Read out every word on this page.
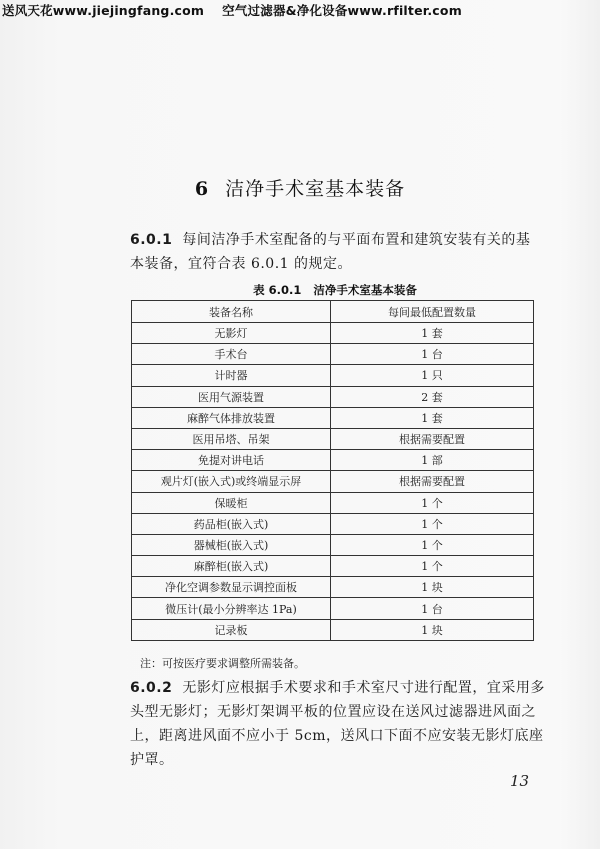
送风天花www.jiejingfang.com 空气过滤器&净化设备www.rfilter.com
6 洁净手术室基本装备
6.0.1 每间洁净手术室配备的与平面布置和建筑安装有关的基本装备，宜符合表 6.0.1 的规定。
表 6.0.1 洁净手术室基本装备
装备名称	每间最低配置数量
无影灯	1 套
手术台	1 台
计时器	1 只
医用气源装置	2 套
麻醉气体排放装置	1 套
医用吊塔、吊架	根据需要配置
免提对讲电话	1 部
观片灯(嵌入式)或终端显示屏	根据需要配置
保暖柜	1 个
药品柜(嵌入式)	1 个
器械柜(嵌入式)	1 个
麻醉柜(嵌入式)	1 个
净化空调参数显示调控面板	1 块
微压计(最小分辨率达 1Pa)	1 台
记录板	1 块
注：可按医疗要求调整所需装备。
6.0.2 无影灯应根据手术要求和手术室尺寸进行配置，宜采用多头型无影灯；无影灯架调平板的位置应设在送风过滤器进风面之上，距离进风面不应小于 5cm，送风口下面不应安装无影灯底座护罩。
13
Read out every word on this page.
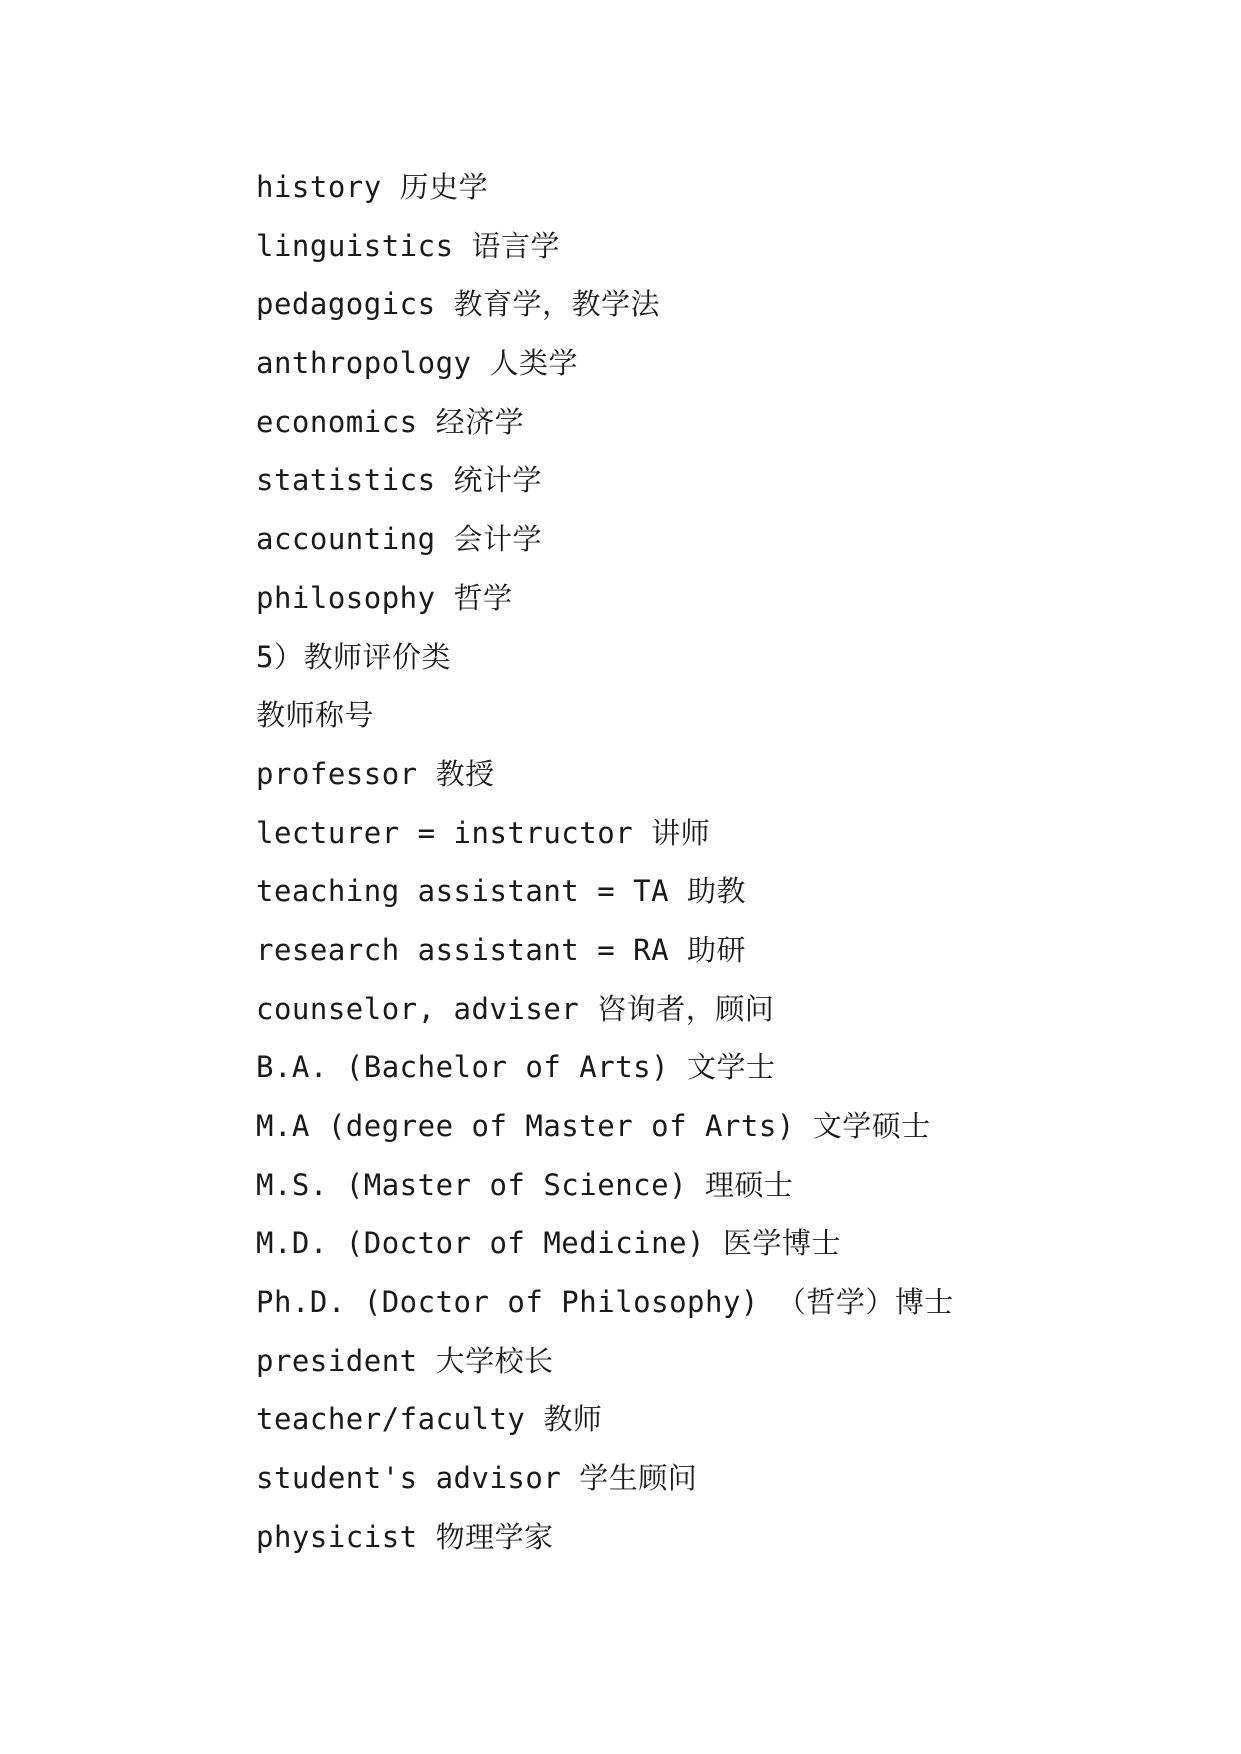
history 历史学
linguistics 语言学
pedagogics 教育学，教学法
anthropology 人类学
economics 经济学
statistics 统计学
accounting 会计学
philosophy 哲学
5）教师评价类
教师称号
professor 教授
lecturer = instructor 讲师
teaching assistant = TA 助教
research assistant = RA 助研
counselor, adviser 咨询者，顾问
B.A. (Bachelor of Arts) 文学士
M.A (degree of Master of Arts) 文学硕士
M.S. (Master of Science) 理硕士
M.D. (Doctor of Medicine) 医学博士
Ph.D. (Doctor of Philosophy) （哲学）博士
president 大学校长
teacher/faculty 教师
student's advisor 学生顾问
physicist 物理学家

****************

--- Problem ---
Reproduce the whole listing word for word, setting aside any pictures.

--- Exercise answer ---
Read out every word on this page.
送风天花www.jiejingfang.com 空气过滤器&净化设备www.rfilter.com
6 洁净手术室基本装备
6.0.1 每间洁净手术室配备的与平面布置和建筑安装有关的基本装备，宜符合表 6.0.1 的规定。
表 6.0.1 洁净手术室基本装备
装备名称	每间最低配置数量
无影灯	1 套
手术台	1 台
计时器	1 只
医用气源装置	2 套
麻醉气体排放装置	1 套
医用吊塔、吊架	根据需要配置
免提对讲电话	1 部
观片灯(嵌入式)或终端显示屏	根据需要配置
保暖柜	1 个
药品柜(嵌入式)	1 个
器械柜(嵌入式)	1 个
麻醉柜(嵌入式)	1 个
净化空调参数显示调控面板	1 块
微压计(最小分辨率达 1Pa)	1 台
记录板	1 块
注：可按医疗要求调整所需装备。
6.0.2 无影灯应根据手术要求和手术室尺寸进行配置，宜采用多头型无影灯；无影灯架调平板的位置应设在送风过滤器进风面之上，距离进风面不应小于 5cm，送风口下面不应安装无影灯底座护罩。
13
Read out every word on this page.
history 历史学
linguistics 语言学
pedagogics 教育学，教学法
anthropology 人类学
economics 经济学
statistics 统计学
accounting 会计学
philosophy 哲学
5）教师评价类
教师称号
professor 教授
lecturer = instructor 讲师
teaching assistant = TA 助教
research assistant = RA 助研
counselor, adviser 咨询者，顾问
B.A. (Bachelor of Arts) 文学士
M.A (degree of Master of Arts) 文学硕士
M.S. (Master of Science) 理硕士
M.D. (Doctor of Medicine) 医学博士
Ph.D. (Doctor of Philosophy) （哲学）博士
president 大学校长
teacher/faculty 教师
student's advisor 学生顾问
physicist 物理学家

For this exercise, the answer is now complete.